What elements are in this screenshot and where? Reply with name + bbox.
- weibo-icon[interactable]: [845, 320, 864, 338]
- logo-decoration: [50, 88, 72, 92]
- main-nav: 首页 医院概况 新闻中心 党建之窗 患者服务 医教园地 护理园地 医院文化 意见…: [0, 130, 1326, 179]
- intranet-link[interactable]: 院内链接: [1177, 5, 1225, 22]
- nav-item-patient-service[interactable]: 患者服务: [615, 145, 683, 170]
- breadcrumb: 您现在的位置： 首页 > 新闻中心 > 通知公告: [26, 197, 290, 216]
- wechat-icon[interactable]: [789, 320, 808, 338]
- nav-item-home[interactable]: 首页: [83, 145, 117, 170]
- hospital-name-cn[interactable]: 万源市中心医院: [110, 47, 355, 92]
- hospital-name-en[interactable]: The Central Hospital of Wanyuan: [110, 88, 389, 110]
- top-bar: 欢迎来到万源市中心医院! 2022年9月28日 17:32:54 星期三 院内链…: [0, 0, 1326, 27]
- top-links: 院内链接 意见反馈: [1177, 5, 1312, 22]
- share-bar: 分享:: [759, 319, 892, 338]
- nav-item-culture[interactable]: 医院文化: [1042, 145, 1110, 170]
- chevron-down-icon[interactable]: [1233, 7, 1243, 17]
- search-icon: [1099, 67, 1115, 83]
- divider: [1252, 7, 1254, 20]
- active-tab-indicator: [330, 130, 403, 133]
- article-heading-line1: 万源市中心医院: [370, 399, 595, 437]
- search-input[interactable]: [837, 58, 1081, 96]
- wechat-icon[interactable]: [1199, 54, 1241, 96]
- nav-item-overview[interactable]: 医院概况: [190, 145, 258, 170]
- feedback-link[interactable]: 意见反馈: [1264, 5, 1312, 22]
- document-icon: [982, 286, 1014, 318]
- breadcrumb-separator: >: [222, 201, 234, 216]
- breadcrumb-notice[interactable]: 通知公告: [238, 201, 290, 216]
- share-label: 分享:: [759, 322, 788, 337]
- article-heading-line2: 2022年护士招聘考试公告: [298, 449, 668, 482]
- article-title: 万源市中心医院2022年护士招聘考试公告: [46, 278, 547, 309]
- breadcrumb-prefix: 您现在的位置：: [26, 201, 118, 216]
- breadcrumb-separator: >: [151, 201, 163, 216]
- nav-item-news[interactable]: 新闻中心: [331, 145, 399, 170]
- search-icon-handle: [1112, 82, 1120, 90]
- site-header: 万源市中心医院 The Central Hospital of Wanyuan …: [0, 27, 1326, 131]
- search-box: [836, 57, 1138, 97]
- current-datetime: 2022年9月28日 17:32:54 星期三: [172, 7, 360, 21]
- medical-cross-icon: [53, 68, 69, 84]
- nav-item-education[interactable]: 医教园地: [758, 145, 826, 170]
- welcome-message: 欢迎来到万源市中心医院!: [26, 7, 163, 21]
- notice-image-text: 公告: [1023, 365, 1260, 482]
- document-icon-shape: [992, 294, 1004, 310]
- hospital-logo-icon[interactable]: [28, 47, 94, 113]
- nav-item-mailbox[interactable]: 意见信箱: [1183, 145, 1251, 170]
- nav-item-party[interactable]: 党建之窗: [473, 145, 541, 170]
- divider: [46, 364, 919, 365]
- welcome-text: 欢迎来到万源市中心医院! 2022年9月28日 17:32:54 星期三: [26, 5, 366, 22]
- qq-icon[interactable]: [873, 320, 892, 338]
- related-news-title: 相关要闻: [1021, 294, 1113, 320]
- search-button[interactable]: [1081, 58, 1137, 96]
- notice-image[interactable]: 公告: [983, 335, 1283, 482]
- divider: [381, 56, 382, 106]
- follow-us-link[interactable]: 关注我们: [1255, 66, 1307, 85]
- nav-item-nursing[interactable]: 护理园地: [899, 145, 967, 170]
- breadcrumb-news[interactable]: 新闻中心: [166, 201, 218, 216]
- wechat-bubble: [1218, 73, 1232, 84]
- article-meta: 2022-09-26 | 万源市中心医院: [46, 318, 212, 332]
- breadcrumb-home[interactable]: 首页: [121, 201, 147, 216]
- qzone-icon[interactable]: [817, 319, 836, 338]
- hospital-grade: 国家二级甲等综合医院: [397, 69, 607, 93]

**Given instruction**
Rewrite the entries above, changing every "breadcrumb-separator" to "path-separator" and keeping everything else the same.

**Exercise response**
What elements are in this screenshot and where? Reply with name + bbox.
- weibo-icon[interactable]: [845, 320, 864, 338]
- logo-decoration: [50, 88, 72, 92]
- main-nav: 首页 医院概况 新闻中心 党建之窗 患者服务 医教园地 护理园地 医院文化 意见…: [0, 130, 1326, 179]
- intranet-link[interactable]: 院内链接: [1177, 5, 1225, 22]
- nav-item-patient-service[interactable]: 患者服务: [615, 145, 683, 170]
- breadcrumb: 您现在的位置： 首页 > 新闻中心 > 通知公告: [26, 197, 290, 216]
- wechat-icon[interactable]: [789, 320, 808, 338]
- nav-item-home[interactable]: 首页: [83, 145, 117, 170]
- hospital-name-cn[interactable]: 万源市中心医院: [110, 47, 355, 92]
- hospital-name-en[interactable]: The Central Hospital of Wanyuan: [110, 88, 389, 110]
- top-bar: 欢迎来到万源市中心医院! 2022年9月28日 17:32:54 星期三 院内链…: [0, 0, 1326, 27]
- top-links: 院内链接 意见反馈: [1177, 5, 1312, 22]
- share-bar: 分享:: [759, 319, 892, 338]
- nav-item-culture[interactable]: 医院文化: [1042, 145, 1110, 170]
- chevron-down-icon[interactable]: [1233, 7, 1243, 17]
- search-icon: [1099, 67, 1115, 83]
- divider: [1252, 7, 1254, 20]
- active-tab-indicator: [330, 130, 403, 133]
- article-heading-line1: 万源市中心医院: [370, 399, 595, 437]
- search-input[interactable]: [837, 58, 1081, 96]
- wechat-icon[interactable]: [1199, 54, 1241, 96]
- nav-item-overview[interactable]: 医院概况: [190, 145, 258, 170]
- feedback-link[interactable]: 意见反馈: [1264, 5, 1312, 22]
- document-icon: [982, 286, 1014, 318]
- path-separator: >: [222, 201, 234, 216]
- breadcrumb-notice[interactable]: 通知公告: [238, 201, 290, 216]
- share-label: 分享:: [759, 322, 788, 337]
- article-heading-line2: 2022年护士招聘考试公告: [298, 449, 668, 482]
- article-title: 万源市中心医院2022年护士招聘考试公告: [46, 278, 547, 309]
- breadcrumb-prefix: 您现在的位置：: [26, 201, 118, 216]
- path-separator: >: [151, 201, 163, 216]
- nav-item-news[interactable]: 新闻中心: [331, 145, 399, 170]
- search-icon-handle: [1112, 82, 1120, 90]
- site-header: 万源市中心医院 The Central Hospital of Wanyuan …: [0, 27, 1326, 131]
- search-box: [836, 57, 1138, 97]
- current-datetime: 2022年9月28日 17:32:54 星期三: [172, 7, 360, 21]
- medical-cross-icon: [53, 68, 69, 84]
- nav-item-education[interactable]: 医教园地: [758, 145, 826, 170]
- welcome-message: 欢迎来到万源市中心医院!: [26, 7, 163, 21]
- notice-image-text: 公告: [1023, 365, 1260, 482]
- document-icon-shape: [992, 294, 1004, 310]
- hospital-logo-icon[interactable]: [28, 47, 94, 113]
- nav-item-mailbox[interactable]: 意见信箱: [1183, 145, 1251, 170]
- nav-item-party[interactable]: 党建之窗: [473, 145, 541, 170]
- divider: [46, 364, 919, 365]
- welcome-text: 欢迎来到万源市中心医院! 2022年9月28日 17:32:54 星期三: [26, 5, 366, 22]
- qq-icon[interactable]: [873, 320, 892, 338]
- related-news-title: 相关要闻: [1021, 294, 1113, 320]
- search-button[interactable]: [1081, 58, 1137, 96]
- notice-image[interactable]: 公告: [983, 335, 1283, 482]
- divider: [381, 56, 382, 106]
- follow-us-link[interactable]: 关注我们: [1255, 66, 1307, 85]
- nav-item-nursing[interactable]: 护理园地: [899, 145, 967, 170]
- breadcrumb-news[interactable]: 新闻中心: [166, 201, 218, 216]
- wechat-bubble: [1218, 73, 1232, 84]
- article-meta: 2022-09-26 | 万源市中心医院: [46, 318, 212, 332]
- breadcrumb-home[interactable]: 首页: [121, 201, 147, 216]
- qzone-icon[interactable]: [817, 319, 836, 338]
- hospital-grade: 国家二级甲等综合医院: [397, 69, 607, 93]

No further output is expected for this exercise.